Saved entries
● ● ● ●

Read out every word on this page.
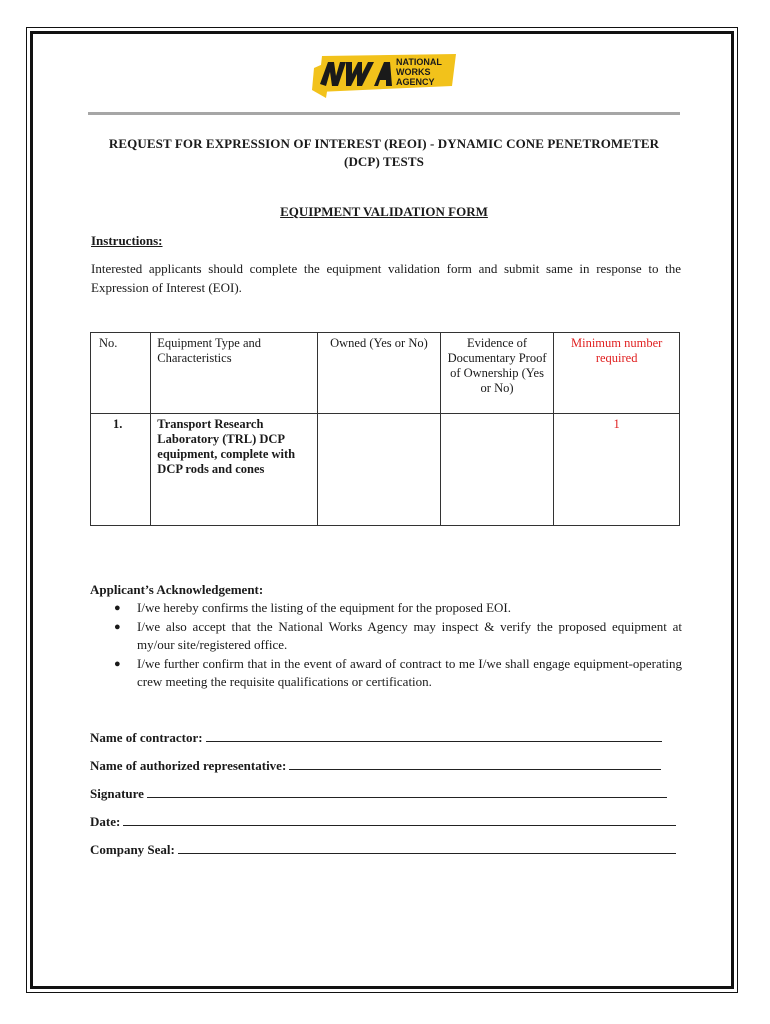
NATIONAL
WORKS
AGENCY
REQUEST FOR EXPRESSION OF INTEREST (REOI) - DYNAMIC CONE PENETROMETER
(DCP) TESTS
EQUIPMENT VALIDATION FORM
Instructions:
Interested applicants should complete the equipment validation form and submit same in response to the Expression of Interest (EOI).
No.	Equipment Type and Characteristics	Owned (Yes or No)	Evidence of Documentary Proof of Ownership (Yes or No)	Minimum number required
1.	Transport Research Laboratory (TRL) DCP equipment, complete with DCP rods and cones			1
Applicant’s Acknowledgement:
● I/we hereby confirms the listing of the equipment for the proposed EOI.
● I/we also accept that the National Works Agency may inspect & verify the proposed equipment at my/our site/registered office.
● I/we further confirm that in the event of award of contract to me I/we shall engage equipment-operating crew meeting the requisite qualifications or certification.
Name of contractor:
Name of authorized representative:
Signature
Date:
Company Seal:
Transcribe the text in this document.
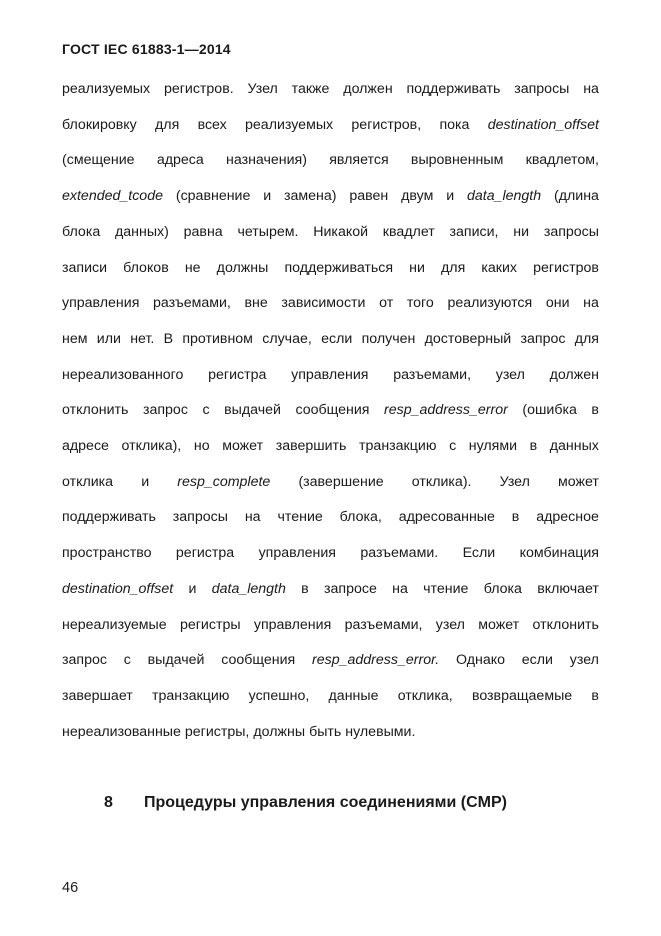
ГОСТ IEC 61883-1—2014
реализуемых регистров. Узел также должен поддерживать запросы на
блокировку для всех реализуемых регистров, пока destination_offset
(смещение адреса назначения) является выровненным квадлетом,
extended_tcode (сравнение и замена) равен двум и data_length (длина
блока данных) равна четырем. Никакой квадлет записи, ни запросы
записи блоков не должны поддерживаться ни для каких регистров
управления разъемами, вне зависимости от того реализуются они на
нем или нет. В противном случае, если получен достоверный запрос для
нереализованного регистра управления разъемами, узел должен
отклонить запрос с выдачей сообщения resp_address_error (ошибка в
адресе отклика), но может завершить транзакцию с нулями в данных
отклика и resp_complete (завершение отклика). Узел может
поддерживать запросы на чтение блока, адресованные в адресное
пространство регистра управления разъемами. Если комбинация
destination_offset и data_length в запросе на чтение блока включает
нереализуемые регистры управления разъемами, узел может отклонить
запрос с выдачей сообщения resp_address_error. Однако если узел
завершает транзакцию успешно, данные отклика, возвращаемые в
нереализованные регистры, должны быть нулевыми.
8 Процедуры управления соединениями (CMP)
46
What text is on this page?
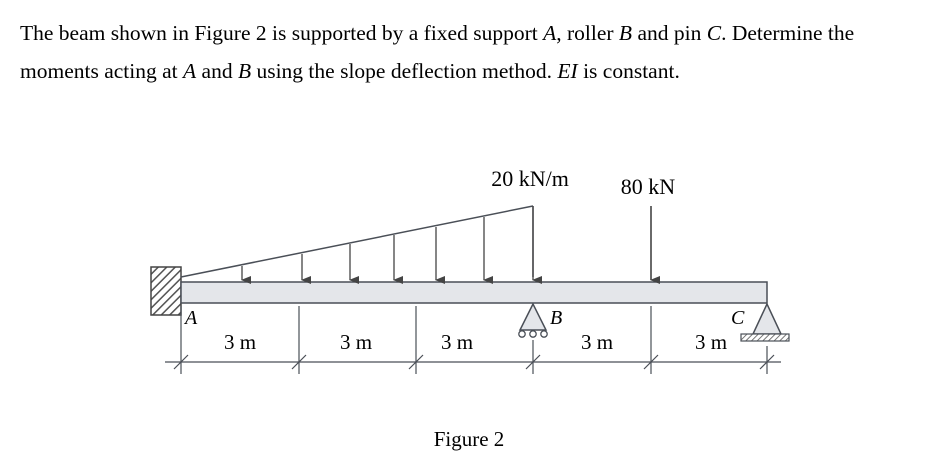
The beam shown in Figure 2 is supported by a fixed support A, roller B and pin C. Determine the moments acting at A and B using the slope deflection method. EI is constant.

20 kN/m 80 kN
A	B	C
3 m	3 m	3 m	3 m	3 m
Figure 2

● ● ● ●

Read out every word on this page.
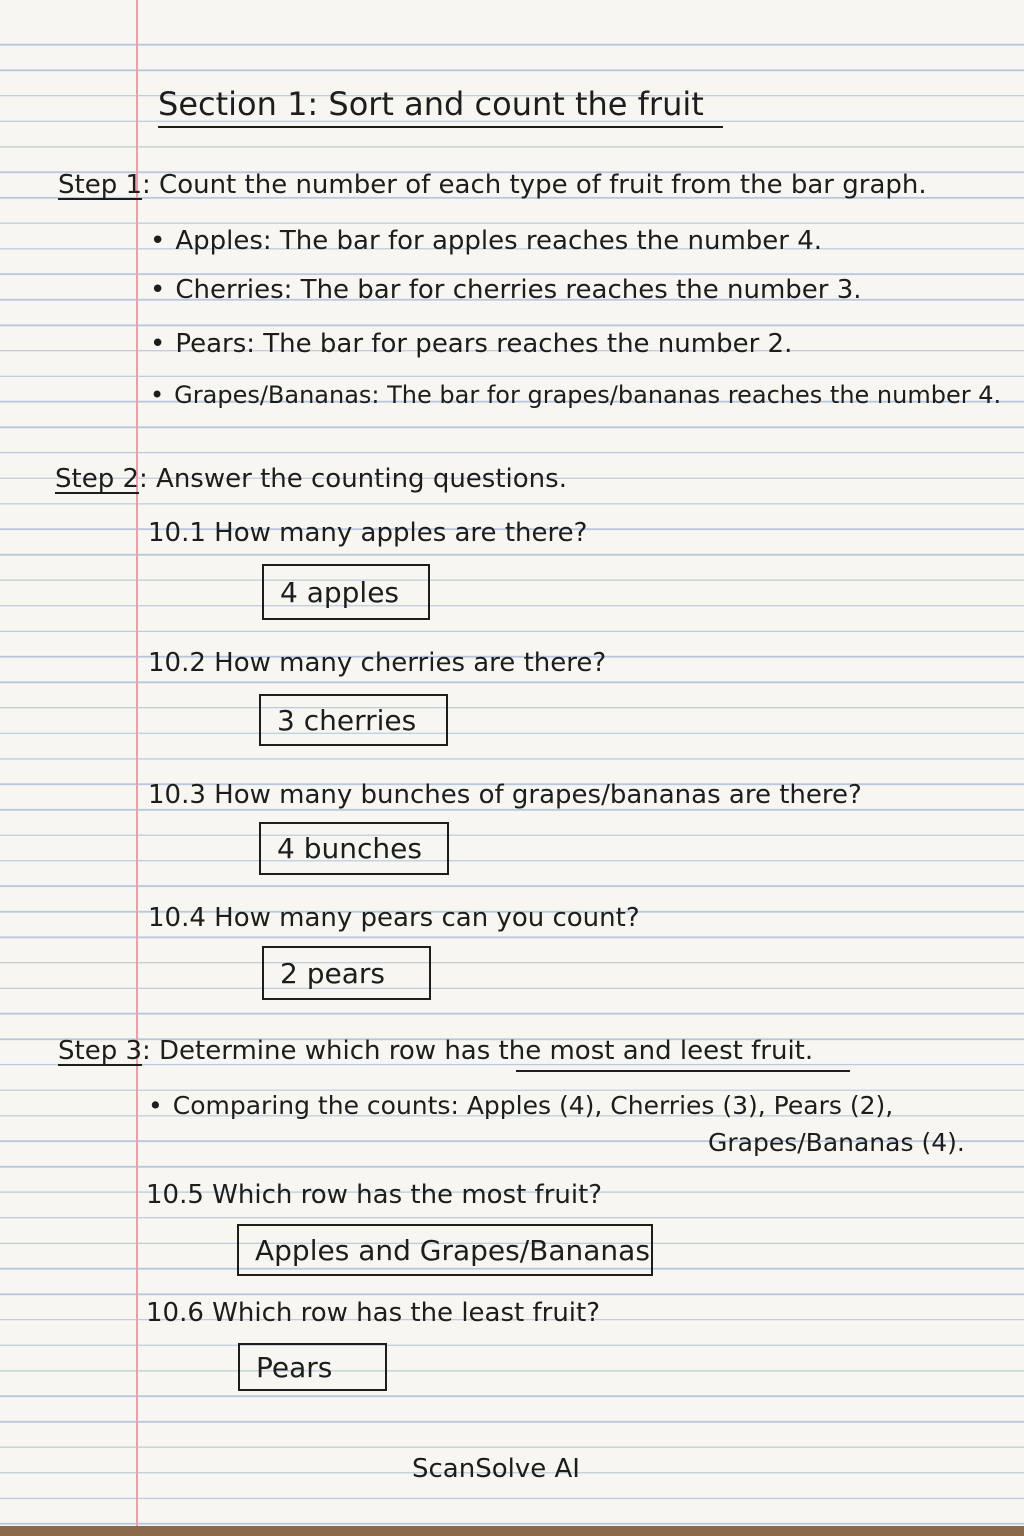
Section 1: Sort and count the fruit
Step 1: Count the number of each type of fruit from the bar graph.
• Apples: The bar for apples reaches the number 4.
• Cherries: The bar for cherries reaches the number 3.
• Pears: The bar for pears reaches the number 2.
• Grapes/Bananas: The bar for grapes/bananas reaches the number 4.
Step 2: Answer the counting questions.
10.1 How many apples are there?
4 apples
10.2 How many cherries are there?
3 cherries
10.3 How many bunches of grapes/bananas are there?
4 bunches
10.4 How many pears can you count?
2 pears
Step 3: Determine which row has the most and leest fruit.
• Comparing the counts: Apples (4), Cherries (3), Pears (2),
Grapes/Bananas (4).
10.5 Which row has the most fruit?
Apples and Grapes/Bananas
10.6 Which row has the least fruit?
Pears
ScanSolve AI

● ● ● ●

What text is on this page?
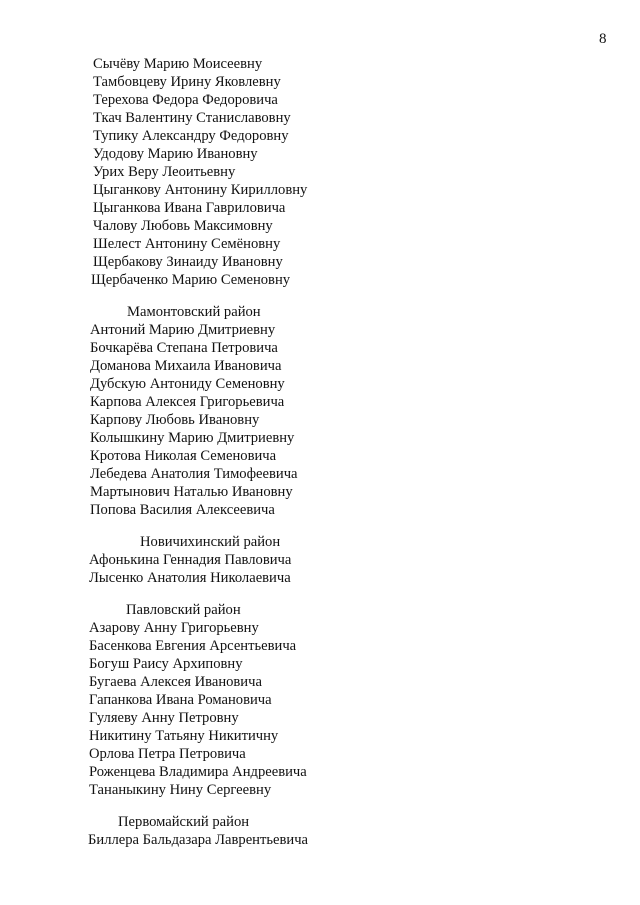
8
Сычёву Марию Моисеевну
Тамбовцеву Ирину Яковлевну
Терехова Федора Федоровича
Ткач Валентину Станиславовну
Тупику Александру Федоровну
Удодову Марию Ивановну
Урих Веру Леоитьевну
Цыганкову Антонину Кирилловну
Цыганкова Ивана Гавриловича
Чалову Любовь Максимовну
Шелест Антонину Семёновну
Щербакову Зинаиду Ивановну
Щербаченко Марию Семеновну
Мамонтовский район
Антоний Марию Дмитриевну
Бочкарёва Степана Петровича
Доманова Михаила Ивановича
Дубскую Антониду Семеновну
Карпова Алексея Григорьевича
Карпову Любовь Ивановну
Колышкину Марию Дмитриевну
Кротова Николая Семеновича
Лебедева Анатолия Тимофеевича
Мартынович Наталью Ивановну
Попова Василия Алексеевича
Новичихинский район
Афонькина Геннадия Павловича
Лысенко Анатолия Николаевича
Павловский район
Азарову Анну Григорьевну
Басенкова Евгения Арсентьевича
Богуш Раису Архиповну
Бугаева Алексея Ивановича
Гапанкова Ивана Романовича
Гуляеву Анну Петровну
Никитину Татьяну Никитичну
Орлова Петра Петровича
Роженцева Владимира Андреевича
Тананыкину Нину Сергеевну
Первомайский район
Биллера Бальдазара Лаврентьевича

● ● ● ●

▶ **YOUR INSTRUCTIONS**: Determine the number of lines in the records that include the string "fruit", and respond with that number only.

▶ **RESPONSE TO THIS TASK**: 5